§ Work to do:
Return the lines where the word "category" occurs.

::: Records shown :::

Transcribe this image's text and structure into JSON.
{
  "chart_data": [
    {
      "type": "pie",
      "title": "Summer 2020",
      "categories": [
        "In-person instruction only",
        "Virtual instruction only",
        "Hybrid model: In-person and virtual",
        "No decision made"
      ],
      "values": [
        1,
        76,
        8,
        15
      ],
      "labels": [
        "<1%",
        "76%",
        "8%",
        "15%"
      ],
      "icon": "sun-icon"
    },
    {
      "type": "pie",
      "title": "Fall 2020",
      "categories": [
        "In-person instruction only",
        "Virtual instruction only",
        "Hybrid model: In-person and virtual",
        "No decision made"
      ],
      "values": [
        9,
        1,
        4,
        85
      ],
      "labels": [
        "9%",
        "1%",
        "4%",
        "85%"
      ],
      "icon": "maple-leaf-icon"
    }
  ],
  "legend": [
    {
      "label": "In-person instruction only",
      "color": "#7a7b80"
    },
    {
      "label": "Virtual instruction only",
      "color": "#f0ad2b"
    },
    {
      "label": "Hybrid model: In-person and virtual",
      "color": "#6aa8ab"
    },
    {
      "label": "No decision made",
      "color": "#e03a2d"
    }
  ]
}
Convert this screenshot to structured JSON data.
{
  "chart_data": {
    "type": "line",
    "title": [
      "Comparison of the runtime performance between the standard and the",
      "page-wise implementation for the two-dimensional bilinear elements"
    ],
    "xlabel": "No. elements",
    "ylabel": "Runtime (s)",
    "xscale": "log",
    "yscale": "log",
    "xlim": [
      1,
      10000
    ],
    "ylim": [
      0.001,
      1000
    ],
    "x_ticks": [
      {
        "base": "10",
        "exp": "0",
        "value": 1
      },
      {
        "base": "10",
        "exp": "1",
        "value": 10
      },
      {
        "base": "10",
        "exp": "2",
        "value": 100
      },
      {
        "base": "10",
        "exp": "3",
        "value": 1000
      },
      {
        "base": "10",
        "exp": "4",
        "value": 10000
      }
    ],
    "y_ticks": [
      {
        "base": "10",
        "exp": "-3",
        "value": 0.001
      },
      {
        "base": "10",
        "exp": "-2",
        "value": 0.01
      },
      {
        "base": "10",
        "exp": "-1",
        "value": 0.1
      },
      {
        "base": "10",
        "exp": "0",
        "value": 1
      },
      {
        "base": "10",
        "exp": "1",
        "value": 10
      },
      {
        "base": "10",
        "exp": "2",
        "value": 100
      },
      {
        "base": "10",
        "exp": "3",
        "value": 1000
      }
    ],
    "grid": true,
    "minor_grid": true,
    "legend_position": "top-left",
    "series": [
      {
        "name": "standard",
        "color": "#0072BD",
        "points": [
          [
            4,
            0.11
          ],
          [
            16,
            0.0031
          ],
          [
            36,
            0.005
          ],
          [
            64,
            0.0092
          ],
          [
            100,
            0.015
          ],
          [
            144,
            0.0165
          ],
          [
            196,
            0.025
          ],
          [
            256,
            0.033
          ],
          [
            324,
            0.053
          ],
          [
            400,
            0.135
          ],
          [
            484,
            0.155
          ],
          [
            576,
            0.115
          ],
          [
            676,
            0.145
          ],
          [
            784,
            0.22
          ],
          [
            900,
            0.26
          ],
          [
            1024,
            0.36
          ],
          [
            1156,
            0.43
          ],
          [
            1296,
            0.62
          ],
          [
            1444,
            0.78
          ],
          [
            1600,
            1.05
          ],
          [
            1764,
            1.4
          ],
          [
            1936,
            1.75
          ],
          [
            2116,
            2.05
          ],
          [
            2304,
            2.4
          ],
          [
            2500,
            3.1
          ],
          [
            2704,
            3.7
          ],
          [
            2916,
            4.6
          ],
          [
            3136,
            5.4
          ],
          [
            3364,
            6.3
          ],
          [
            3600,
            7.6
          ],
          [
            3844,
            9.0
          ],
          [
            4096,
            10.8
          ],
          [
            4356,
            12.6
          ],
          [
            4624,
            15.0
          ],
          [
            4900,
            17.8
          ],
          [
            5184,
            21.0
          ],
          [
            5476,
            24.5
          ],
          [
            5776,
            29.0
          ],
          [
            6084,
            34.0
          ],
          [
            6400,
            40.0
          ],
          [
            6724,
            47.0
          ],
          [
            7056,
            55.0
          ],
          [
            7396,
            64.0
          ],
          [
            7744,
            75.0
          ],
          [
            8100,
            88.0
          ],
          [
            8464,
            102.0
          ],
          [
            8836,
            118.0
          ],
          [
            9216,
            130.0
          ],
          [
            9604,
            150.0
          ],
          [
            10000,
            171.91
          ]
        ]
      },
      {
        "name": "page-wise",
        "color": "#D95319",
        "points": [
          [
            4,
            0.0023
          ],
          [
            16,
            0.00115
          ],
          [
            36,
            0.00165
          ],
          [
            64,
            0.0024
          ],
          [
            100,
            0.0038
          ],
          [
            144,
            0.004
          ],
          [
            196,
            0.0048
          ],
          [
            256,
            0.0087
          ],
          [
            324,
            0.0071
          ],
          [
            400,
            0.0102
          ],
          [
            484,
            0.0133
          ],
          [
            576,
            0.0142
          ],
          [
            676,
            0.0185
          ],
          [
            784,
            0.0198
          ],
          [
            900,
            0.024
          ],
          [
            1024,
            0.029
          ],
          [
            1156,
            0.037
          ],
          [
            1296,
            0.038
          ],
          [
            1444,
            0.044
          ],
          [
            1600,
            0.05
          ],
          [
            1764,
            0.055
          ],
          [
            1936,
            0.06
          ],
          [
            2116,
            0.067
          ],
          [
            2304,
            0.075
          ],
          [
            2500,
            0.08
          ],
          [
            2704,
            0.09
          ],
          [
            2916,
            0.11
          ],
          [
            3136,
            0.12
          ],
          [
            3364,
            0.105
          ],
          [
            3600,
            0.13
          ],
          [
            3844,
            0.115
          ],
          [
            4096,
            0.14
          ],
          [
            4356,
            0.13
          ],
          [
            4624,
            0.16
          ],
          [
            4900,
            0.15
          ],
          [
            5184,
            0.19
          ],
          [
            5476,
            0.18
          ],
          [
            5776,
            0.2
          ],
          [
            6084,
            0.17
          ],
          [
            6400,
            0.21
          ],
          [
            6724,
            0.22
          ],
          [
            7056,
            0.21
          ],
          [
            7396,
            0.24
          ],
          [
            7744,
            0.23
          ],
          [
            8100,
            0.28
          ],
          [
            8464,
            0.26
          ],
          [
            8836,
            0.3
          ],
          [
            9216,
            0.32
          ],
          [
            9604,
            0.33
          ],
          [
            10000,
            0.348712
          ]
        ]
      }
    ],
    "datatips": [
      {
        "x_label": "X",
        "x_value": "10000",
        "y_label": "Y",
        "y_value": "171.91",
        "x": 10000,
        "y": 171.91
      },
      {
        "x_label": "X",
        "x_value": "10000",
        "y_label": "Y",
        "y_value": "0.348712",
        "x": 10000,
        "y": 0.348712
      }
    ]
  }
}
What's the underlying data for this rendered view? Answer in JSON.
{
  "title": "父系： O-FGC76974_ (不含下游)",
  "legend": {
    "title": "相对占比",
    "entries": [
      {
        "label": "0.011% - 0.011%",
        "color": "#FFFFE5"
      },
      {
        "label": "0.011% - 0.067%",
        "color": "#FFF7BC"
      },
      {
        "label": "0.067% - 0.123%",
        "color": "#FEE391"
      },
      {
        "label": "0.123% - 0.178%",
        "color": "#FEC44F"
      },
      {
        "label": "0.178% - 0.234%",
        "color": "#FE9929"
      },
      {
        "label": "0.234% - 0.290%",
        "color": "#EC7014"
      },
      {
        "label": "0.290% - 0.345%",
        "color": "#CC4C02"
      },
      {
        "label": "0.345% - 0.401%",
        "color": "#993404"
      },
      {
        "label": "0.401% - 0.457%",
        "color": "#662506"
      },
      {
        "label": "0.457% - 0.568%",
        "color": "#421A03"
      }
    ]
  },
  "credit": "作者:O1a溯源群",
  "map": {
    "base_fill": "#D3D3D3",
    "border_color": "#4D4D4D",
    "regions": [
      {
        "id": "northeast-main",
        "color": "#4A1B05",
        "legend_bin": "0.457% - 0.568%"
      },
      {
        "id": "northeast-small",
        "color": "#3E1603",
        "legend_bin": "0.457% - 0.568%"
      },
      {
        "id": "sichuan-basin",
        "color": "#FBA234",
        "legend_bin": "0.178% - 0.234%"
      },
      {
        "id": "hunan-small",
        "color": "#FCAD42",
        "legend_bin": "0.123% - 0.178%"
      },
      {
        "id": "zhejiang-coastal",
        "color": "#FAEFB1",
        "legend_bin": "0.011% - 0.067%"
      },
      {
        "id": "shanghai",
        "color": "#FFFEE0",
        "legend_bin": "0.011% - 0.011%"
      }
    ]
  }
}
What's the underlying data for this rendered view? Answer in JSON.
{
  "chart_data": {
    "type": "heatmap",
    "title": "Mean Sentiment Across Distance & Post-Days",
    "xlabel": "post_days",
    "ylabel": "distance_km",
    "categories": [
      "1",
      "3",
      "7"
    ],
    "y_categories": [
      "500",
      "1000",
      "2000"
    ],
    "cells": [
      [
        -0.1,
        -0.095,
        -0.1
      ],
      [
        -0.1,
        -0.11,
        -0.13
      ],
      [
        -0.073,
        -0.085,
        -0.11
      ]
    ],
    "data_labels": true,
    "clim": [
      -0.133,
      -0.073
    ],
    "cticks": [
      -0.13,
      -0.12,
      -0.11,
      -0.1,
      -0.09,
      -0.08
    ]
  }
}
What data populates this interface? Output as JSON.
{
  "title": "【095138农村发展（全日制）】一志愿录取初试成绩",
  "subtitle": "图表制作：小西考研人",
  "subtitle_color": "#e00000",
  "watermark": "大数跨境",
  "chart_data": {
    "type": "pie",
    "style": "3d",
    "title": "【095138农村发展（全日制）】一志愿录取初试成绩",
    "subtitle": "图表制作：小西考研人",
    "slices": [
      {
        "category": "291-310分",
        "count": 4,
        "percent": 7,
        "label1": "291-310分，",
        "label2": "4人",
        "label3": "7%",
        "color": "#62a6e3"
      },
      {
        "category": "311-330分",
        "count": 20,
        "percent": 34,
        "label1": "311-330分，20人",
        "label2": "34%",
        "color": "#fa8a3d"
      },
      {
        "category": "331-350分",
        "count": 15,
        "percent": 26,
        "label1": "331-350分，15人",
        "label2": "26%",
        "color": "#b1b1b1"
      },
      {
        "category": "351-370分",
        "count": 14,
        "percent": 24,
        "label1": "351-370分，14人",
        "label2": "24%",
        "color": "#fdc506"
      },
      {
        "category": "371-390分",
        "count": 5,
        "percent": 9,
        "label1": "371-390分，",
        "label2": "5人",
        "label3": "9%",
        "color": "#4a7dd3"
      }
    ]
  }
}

:::

§ Completed task:
        "category": "291-310分",
        "category": "311-330分",
        "category": "331-350分",
        "category": "351-370分",
        "category": "371-390分",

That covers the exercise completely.